• [Goal]: Return only the number of lines holding the word "durée".

• [Data for processing]:
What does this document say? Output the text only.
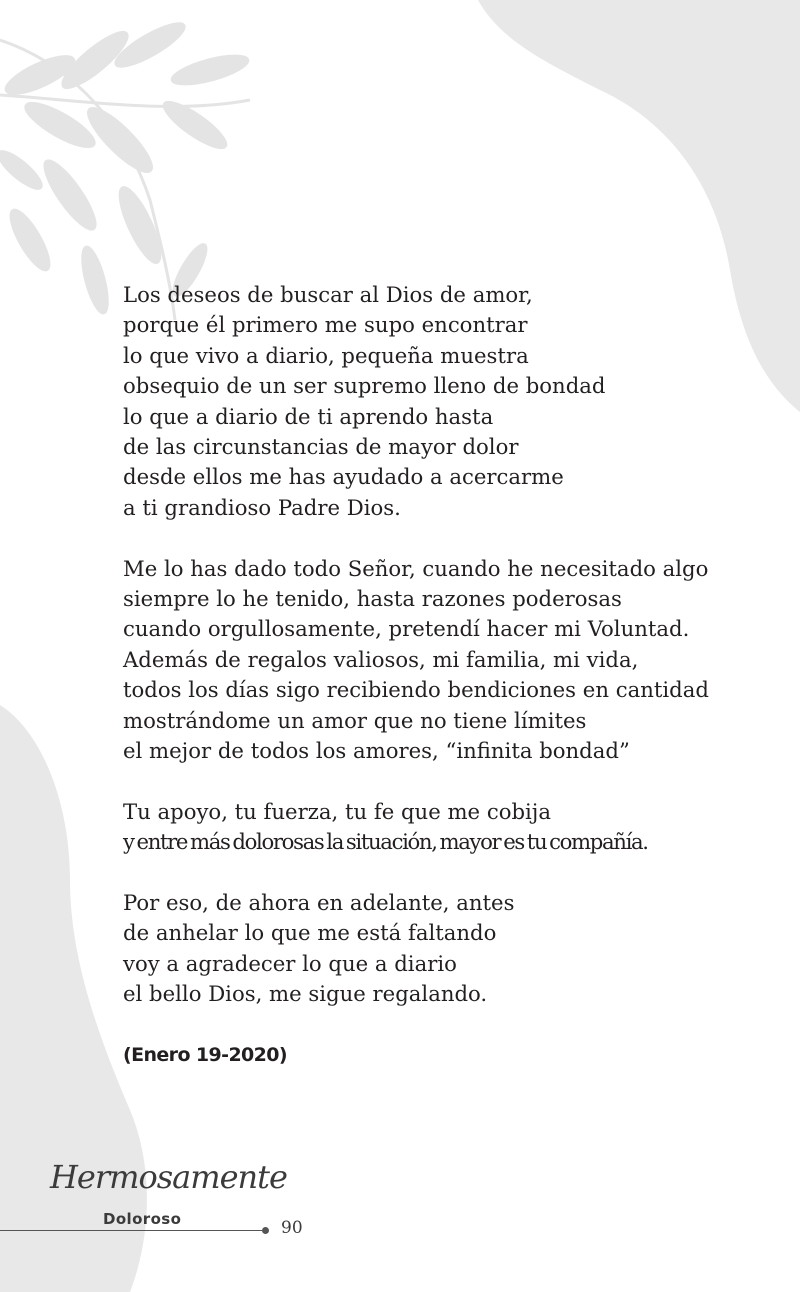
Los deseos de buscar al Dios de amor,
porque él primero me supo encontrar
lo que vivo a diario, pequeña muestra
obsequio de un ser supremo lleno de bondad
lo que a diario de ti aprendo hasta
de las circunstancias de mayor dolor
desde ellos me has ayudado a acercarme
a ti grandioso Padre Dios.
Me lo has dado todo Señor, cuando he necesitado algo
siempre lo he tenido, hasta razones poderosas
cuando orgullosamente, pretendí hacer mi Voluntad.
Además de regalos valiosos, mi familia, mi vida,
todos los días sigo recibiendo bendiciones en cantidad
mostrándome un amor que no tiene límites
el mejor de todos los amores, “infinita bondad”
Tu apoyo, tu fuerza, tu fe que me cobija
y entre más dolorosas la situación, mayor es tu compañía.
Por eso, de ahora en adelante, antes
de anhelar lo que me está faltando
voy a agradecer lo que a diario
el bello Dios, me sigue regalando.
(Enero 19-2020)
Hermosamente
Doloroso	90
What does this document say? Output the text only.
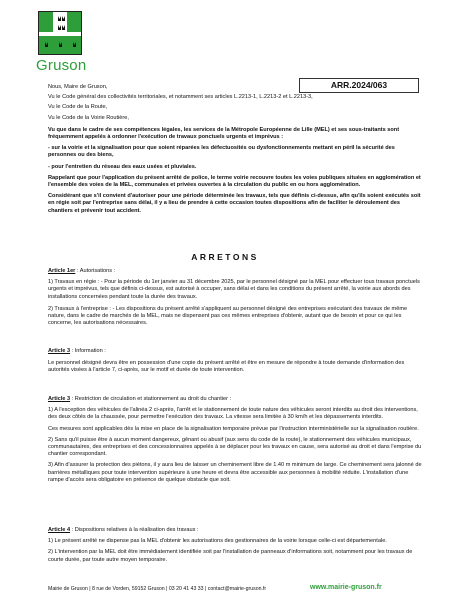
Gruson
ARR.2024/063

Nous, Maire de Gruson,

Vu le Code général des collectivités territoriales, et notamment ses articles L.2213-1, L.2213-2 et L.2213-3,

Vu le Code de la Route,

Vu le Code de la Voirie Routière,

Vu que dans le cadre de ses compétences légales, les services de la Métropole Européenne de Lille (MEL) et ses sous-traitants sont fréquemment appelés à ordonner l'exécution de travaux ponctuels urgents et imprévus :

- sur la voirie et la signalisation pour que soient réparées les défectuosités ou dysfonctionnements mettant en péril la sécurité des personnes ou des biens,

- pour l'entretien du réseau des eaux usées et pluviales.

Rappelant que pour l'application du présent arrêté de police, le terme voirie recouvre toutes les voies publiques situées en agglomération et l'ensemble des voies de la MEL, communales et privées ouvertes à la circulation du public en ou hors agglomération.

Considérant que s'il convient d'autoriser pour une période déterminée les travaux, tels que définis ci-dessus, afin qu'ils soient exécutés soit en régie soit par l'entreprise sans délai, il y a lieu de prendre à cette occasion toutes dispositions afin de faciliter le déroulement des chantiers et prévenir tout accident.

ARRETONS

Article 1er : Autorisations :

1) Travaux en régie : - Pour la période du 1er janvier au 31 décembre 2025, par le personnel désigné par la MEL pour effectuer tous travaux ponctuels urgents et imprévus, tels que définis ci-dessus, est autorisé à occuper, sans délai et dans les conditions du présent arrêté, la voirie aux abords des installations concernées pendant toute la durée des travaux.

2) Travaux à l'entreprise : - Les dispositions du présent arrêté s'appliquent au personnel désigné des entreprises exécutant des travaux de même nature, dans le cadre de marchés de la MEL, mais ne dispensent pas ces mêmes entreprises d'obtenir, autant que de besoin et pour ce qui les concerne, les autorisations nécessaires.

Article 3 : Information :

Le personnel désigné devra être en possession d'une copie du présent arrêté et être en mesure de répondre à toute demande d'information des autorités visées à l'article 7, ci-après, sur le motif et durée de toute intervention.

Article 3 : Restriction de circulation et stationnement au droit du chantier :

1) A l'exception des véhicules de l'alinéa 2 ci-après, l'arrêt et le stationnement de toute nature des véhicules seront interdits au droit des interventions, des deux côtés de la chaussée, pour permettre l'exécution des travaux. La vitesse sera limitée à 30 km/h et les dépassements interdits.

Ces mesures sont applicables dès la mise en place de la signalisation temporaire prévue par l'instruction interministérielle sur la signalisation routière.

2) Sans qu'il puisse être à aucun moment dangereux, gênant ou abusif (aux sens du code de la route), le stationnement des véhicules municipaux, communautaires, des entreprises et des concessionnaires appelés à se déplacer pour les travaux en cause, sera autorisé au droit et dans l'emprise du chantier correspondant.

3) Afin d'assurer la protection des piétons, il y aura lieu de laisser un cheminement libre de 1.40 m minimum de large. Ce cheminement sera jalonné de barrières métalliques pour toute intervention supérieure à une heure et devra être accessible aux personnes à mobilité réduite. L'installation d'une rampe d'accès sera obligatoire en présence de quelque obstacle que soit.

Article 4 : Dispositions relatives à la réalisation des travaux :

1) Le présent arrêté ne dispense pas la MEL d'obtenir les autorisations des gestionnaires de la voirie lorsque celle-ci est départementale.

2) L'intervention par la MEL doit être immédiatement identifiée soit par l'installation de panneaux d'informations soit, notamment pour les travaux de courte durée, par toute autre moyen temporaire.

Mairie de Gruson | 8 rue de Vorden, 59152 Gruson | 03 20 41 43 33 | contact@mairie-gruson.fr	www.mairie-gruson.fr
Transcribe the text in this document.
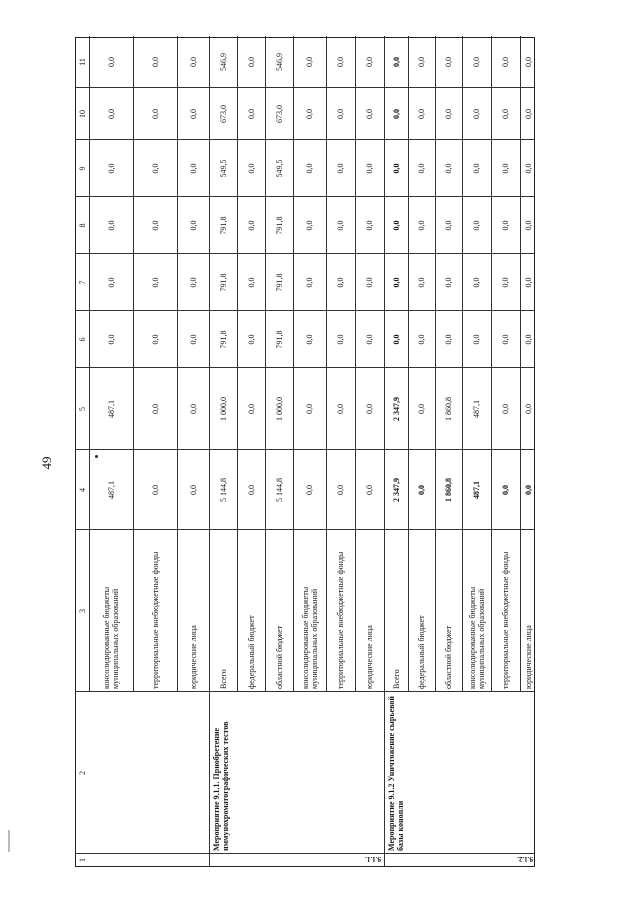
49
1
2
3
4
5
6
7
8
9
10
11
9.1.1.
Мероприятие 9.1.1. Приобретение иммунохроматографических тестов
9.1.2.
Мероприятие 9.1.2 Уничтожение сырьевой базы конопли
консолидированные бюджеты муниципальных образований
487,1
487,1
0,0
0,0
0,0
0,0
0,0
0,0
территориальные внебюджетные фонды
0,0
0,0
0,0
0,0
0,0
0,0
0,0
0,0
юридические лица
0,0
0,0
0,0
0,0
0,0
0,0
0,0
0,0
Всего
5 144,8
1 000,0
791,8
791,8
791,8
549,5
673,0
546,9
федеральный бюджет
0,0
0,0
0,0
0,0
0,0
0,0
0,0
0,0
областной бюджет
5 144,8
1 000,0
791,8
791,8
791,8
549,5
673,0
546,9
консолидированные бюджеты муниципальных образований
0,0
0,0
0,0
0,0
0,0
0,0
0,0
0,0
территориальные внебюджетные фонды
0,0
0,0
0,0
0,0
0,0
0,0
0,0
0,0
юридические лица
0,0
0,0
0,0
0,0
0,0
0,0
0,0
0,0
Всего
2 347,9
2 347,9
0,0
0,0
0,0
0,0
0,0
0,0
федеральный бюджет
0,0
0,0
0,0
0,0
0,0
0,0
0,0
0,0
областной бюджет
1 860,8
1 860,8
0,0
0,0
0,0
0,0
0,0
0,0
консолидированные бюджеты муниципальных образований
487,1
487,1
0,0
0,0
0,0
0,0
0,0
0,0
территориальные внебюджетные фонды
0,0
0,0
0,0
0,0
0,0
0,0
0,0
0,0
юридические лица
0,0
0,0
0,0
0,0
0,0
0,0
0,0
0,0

• [Written solution]: 3